- Work to be completed
Write out the data below exactly as given, without any of its pictures.

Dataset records
========================

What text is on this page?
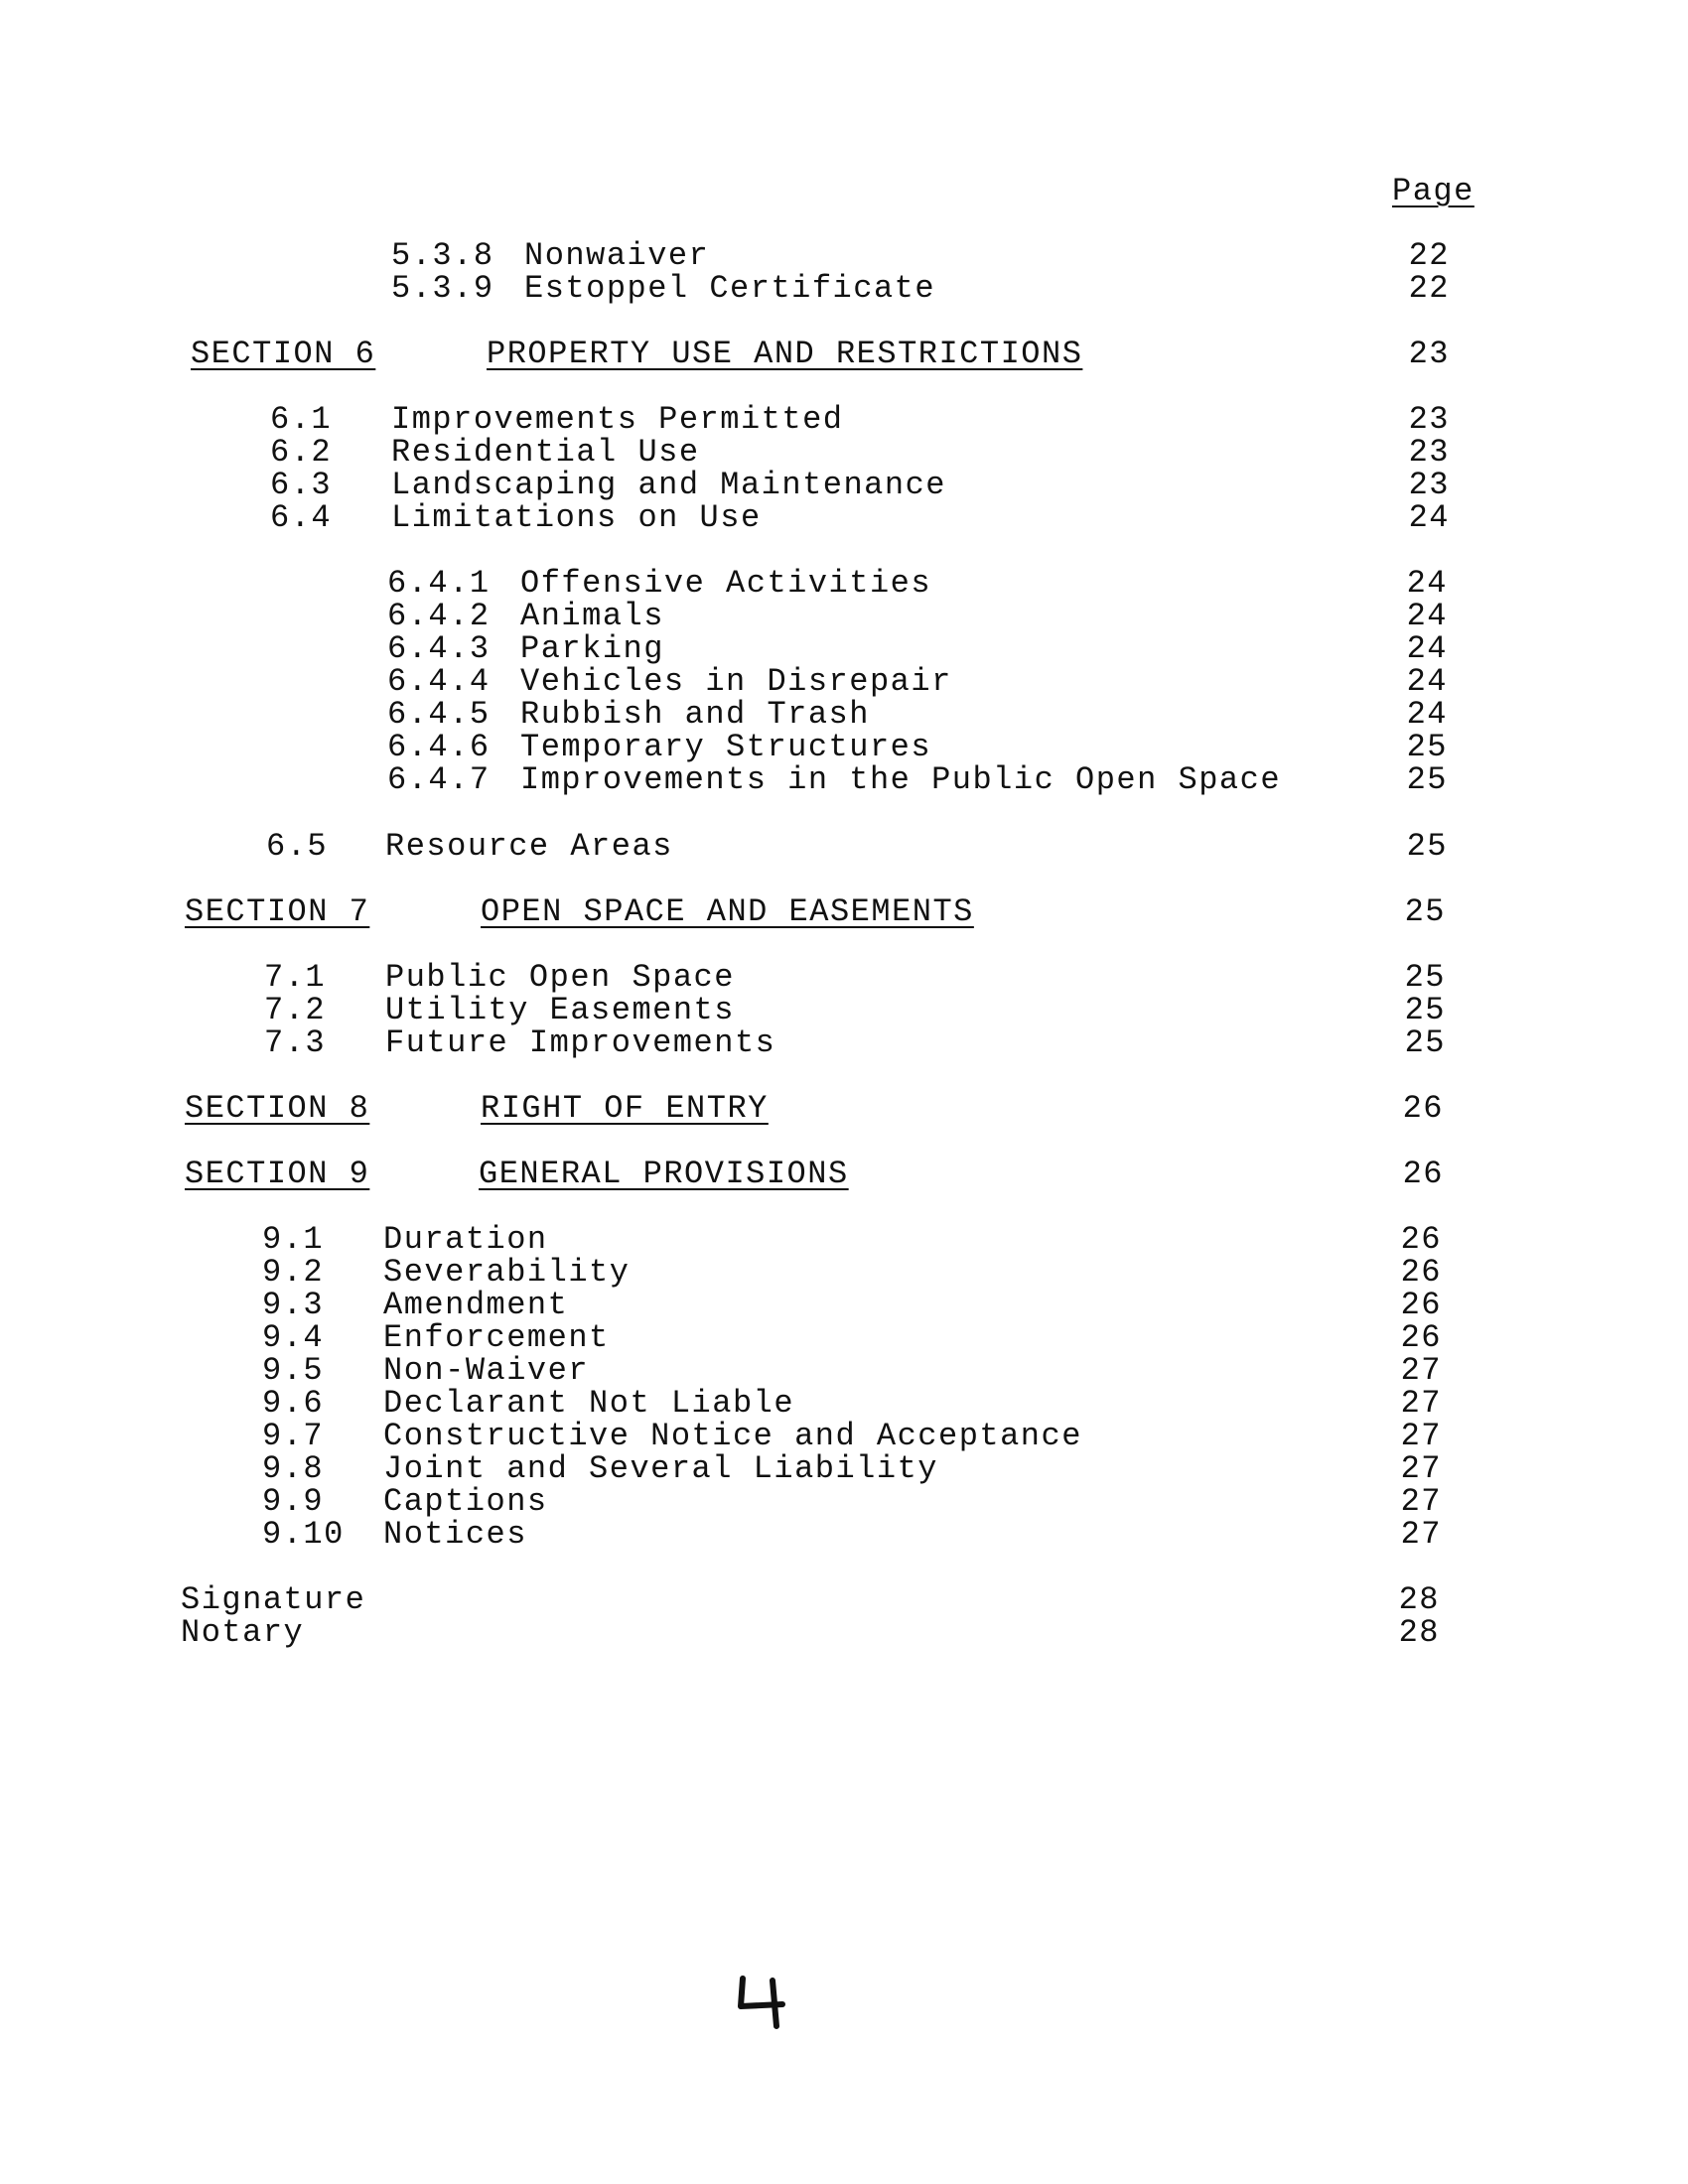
Page
5.3.8 Nonwaiver	22
5.3.9 Estoppel Certificate	22
SECTION 6	PROPERTY USE AND RESTRICTIONS	23
6.1 Improvements Permitted	23
6.2 Residential Use	23
6.3 Landscaping and Maintenance	23
6.4 Limitations on Use	24
6.4.1 Offensive Activities	24
6.4.2 Animals	24
6.4.3 Parking	24
6.4.4 Vehicles in Disrepair	24
6.4.5 Rubbish and Trash	24
6.4.6 Temporary Structures	25
6.4.7 Improvements in the Public Open Space	25
6.5 Resource Areas	25
SECTION 7	OPEN SPACE AND EASEMENTS	25
7.1 Public Open Space	25
7.2 Utility Easements	25
7.3 Future Improvements	25
SECTION 8	RIGHT OF ENTRY	26
SECTION 9	GENERAL PROVISIONS	26
9.1 Duration	26
9.2 Severability	26
9.3 Amendment	26
9.4 Enforcement	26
9.5 Non-Waiver	27
9.6 Declarant Not Liable	27
9.7 Constructive Notice and Acceptance	27
9.8 Joint and Several Liability	27
9.9 Captions	27
9.10 Notices	27
Signature	28
Notary	28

========================

- Solution
What text is on this page?
Page
5.3.8 Nonwaiver	22
5.3.9 Estoppel Certificate	22
SECTION 6	PROPERTY USE AND RESTRICTIONS	23
6.1 Improvements Permitted	23
6.2 Residential Use	23
6.3 Landscaping and Maintenance	23
6.4 Limitations on Use	24
6.4.1 Offensive Activities	24
6.4.2 Animals	24
6.4.3 Parking	24
6.4.4 Vehicles in Disrepair	24
6.4.5 Rubbish and Trash	24
6.4.6 Temporary Structures	25
6.4.7 Improvements in the Public Open Space	25
6.5 Resource Areas	25
SECTION 7	OPEN SPACE AND EASEMENTS	25
7.1 Public Open Space	25
7.2 Utility Easements	25
7.3 Future Improvements	25
SECTION 8	RIGHT OF ENTRY	26
SECTION 9	GENERAL PROVISIONS	26
9.1 Duration	26
9.2 Severability	26
9.3 Amendment	26
9.4 Enforcement	26
9.5 Non-Waiver	27
9.6 Declarant Not Liable	27
9.7 Constructive Notice and Acceptance	27
9.8 Joint and Several Liability	27
9.9 Captions	27
9.10 Notices	27
Signature	28
Notary	28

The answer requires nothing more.